> Work instruction: No pictures in the copy, please: retype all the records exactly.

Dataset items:
⟨
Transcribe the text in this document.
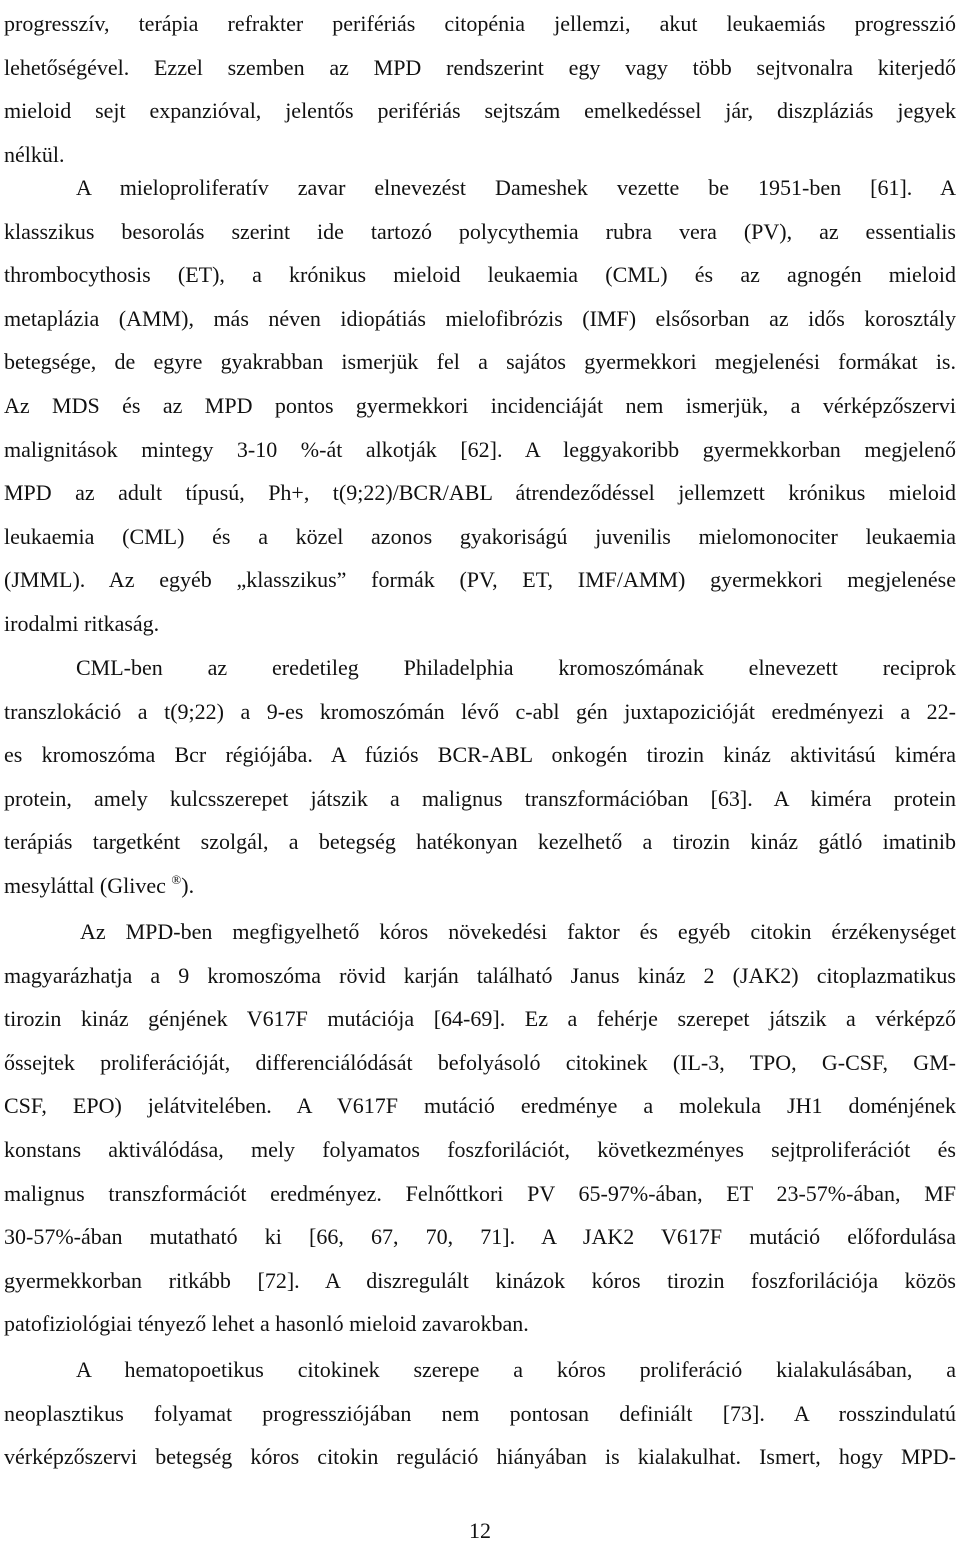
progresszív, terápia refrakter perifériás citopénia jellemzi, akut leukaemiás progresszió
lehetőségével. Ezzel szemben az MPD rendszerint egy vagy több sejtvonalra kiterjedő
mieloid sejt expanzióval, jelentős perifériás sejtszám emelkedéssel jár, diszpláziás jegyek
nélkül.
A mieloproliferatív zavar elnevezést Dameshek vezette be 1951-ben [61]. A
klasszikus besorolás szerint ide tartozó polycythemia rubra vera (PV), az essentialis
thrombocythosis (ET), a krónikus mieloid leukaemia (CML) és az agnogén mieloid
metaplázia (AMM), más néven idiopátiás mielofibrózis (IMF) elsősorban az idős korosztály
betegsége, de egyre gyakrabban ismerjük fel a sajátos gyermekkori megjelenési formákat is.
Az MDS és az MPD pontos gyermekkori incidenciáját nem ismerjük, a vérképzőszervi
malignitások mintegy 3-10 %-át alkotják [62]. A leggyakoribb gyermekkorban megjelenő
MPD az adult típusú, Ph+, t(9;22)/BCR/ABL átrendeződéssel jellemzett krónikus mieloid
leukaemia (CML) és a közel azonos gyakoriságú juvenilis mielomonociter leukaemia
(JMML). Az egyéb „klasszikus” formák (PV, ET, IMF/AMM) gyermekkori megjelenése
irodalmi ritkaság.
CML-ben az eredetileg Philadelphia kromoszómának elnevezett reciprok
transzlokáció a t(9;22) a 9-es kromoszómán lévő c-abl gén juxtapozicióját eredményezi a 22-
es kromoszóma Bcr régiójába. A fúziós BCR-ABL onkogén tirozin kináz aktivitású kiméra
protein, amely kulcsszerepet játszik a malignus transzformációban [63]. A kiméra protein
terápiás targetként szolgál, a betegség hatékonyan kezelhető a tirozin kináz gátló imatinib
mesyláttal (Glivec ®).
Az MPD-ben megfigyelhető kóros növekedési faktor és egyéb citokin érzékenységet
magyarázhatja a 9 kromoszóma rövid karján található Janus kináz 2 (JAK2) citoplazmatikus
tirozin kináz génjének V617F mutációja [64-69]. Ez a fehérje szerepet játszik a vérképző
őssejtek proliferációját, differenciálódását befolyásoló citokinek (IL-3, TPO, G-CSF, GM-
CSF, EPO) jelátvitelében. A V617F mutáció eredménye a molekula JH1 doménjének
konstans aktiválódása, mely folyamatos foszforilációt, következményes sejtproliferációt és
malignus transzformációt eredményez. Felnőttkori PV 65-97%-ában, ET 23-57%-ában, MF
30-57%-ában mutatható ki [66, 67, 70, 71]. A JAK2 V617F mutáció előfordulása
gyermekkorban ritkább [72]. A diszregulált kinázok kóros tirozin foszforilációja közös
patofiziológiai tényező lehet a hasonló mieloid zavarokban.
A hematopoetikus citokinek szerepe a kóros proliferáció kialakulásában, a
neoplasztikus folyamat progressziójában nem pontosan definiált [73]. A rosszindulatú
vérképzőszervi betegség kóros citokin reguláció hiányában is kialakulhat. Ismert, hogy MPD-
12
⟩
> Output below:
Transcribe the text in this document.
progresszív, terápia refrakter perifériás citopénia jellemzi, akut leukaemiás progresszió
lehetőségével. Ezzel szemben az MPD rendszerint egy vagy több sejtvonalra kiterjedő
mieloid sejt expanzióval, jelentős perifériás sejtszám emelkedéssel jár, diszpláziás jegyek
nélkül.
A mieloproliferatív zavar elnevezést Dameshek vezette be 1951-ben [61]. A
klasszikus besorolás szerint ide tartozó polycythemia rubra vera (PV), az essentialis
thrombocythosis (ET), a krónikus mieloid leukaemia (CML) és az agnogén mieloid
metaplázia (AMM), más néven idiopátiás mielofibrózis (IMF) elsősorban az idős korosztály
betegsége, de egyre gyakrabban ismerjük fel a sajátos gyermekkori megjelenési formákat is.
Az MDS és az MPD pontos gyermekkori incidenciáját nem ismerjük, a vérképzőszervi
malignitások mintegy 3-10 %-át alkotják [62]. A leggyakoribb gyermekkorban megjelenő
MPD az adult típusú, Ph+, t(9;22)/BCR/ABL átrendeződéssel jellemzett krónikus mieloid
leukaemia (CML) és a közel azonos gyakoriságú juvenilis mielomonociter leukaemia
(JMML). Az egyéb „klasszikus” formák (PV, ET, IMF/AMM) gyermekkori megjelenése
irodalmi ritkaság.
CML-ben az eredetileg Philadelphia kromoszómának elnevezett reciprok
transzlokáció a t(9;22) a 9-es kromoszómán lévő c-abl gén juxtapozicióját eredményezi a 22-
es kromoszóma Bcr régiójába. A fúziós BCR-ABL onkogén tirozin kináz aktivitású kiméra
protein, amely kulcsszerepet játszik a malignus transzformációban [63]. A kiméra protein
terápiás targetként szolgál, a betegség hatékonyan kezelhető a tirozin kináz gátló imatinib
mesyláttal (Glivec ®).
Az MPD-ben megfigyelhető kóros növekedési faktor és egyéb citokin érzékenységet
magyarázhatja a 9 kromoszóma rövid karján található Janus kináz 2 (JAK2) citoplazmatikus
tirozin kináz génjének V617F mutációja [64-69]. Ez a fehérje szerepet játszik a vérképző
őssejtek proliferációját, differenciálódását befolyásoló citokinek (IL-3, TPO, G-CSF, GM-
CSF, EPO) jelátvitelében. A V617F mutáció eredménye a molekula JH1 doménjének
konstans aktiválódása, mely folyamatos foszforilációt, következményes sejtproliferációt és
malignus transzformációt eredményez. Felnőttkori PV 65-97%-ában, ET 23-57%-ában, MF
30-57%-ában mutatható ki [66, 67, 70, 71]. A JAK2 V617F mutáció előfordulása
gyermekkorban ritkább [72]. A diszregulált kinázok kóros tirozin foszforilációja közös
patofiziológiai tényező lehet a hasonló mieloid zavarokban.
A hematopoetikus citokinek szerepe a kóros proliferáció kialakulásában, a
neoplasztikus folyamat progressziójában nem pontosan definiált [73]. A rosszindulatú
vérképzőszervi betegség kóros citokin reguláció hiányában is kialakulhat. Ismert, hogy MPD-
12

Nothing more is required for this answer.